WHAT YOU NEED TO DO:
Identify every line in the records below that contains the word "Rayleigh", and reproduce each one.

####

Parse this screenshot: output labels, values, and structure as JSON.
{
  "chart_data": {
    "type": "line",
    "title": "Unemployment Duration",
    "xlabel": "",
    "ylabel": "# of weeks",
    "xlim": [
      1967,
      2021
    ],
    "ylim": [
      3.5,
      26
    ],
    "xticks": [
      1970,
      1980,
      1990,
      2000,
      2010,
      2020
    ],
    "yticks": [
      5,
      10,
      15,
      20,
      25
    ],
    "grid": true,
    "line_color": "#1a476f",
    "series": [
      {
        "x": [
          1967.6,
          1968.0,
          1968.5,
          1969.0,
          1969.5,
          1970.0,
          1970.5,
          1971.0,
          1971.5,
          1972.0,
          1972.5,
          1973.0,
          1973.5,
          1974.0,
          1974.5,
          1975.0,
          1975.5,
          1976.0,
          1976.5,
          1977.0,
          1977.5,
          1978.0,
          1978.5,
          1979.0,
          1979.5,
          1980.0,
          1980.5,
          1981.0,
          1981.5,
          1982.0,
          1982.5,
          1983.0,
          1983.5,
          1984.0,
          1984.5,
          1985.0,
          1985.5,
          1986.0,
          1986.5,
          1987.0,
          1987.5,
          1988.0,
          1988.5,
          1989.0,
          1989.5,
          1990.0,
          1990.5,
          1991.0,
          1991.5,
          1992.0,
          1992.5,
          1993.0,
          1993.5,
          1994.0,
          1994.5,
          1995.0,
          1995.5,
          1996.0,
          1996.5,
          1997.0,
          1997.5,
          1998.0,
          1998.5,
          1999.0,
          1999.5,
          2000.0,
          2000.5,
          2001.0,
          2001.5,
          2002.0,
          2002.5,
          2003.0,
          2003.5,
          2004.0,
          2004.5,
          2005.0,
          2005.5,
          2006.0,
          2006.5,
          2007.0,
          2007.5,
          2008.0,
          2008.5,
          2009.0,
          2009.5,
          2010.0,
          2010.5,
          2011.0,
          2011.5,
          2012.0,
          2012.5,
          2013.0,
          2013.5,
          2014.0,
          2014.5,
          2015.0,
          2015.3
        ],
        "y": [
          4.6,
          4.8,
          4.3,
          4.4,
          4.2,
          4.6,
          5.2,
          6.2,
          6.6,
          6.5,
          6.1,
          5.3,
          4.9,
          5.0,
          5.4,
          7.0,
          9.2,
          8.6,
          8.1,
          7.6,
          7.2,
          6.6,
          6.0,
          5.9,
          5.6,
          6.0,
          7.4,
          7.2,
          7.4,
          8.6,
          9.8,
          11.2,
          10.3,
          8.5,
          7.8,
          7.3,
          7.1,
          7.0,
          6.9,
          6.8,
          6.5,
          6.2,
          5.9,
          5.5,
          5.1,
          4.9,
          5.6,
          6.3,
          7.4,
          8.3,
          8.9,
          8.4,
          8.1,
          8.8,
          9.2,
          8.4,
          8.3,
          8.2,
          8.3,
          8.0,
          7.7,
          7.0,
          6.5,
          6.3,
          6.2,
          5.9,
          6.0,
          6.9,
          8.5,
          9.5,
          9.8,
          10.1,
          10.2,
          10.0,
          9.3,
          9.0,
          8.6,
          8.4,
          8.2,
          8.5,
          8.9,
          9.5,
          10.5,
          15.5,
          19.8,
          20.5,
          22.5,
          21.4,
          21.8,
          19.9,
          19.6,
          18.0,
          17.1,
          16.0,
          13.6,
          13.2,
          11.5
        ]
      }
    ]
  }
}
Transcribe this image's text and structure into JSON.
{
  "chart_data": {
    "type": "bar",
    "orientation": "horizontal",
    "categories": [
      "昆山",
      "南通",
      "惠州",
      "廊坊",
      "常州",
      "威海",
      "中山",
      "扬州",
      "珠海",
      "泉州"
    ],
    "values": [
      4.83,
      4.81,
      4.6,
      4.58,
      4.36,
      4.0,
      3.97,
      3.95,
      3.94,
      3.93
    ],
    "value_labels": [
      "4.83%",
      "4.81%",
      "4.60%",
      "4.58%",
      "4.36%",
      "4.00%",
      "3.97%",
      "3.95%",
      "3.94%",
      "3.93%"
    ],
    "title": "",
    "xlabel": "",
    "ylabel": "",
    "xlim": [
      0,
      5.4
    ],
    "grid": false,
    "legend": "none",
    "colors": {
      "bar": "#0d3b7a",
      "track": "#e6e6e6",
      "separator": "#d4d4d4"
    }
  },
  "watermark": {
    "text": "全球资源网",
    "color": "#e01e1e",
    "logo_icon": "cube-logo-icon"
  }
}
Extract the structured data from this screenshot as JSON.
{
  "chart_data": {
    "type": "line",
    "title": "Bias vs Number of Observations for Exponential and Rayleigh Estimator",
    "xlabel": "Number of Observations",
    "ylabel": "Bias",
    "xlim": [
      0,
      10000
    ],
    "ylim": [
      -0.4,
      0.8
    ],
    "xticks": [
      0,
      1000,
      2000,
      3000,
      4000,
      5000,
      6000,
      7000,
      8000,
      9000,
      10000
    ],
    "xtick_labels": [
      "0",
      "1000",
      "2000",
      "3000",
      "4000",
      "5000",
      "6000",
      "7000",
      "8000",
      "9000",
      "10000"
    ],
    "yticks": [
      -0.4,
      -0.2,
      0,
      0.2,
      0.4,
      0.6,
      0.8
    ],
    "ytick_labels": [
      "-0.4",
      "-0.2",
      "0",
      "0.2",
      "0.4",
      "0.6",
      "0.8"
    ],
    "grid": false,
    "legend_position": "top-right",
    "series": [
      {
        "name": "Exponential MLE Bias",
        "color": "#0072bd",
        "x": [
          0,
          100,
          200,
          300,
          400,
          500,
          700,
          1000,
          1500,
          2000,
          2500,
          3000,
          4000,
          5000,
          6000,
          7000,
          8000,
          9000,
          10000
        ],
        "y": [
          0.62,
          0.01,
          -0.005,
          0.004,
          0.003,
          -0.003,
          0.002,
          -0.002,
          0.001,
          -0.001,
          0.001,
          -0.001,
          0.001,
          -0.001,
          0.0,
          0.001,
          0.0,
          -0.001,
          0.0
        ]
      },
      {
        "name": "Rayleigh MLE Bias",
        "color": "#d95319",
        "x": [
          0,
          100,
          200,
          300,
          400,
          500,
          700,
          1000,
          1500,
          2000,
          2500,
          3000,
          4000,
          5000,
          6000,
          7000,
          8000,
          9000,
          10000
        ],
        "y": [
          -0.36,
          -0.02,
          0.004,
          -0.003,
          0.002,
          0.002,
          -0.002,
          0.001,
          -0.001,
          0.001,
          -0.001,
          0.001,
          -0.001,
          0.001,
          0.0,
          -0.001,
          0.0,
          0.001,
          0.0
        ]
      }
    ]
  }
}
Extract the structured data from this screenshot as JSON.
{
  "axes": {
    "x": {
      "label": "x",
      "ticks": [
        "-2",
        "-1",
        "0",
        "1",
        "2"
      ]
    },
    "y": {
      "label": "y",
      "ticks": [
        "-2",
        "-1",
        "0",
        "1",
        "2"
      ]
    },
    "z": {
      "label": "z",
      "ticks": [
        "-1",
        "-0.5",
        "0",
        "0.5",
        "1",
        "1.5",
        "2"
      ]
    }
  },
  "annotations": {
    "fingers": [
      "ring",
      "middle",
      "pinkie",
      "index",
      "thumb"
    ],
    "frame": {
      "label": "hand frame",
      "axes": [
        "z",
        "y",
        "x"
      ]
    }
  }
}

####

WRITTEN RESPONSE:
    "title": "Bias vs Number of Observations for Exponential and Rayleigh Estimator",
        "name": "Rayleigh MLE Bias",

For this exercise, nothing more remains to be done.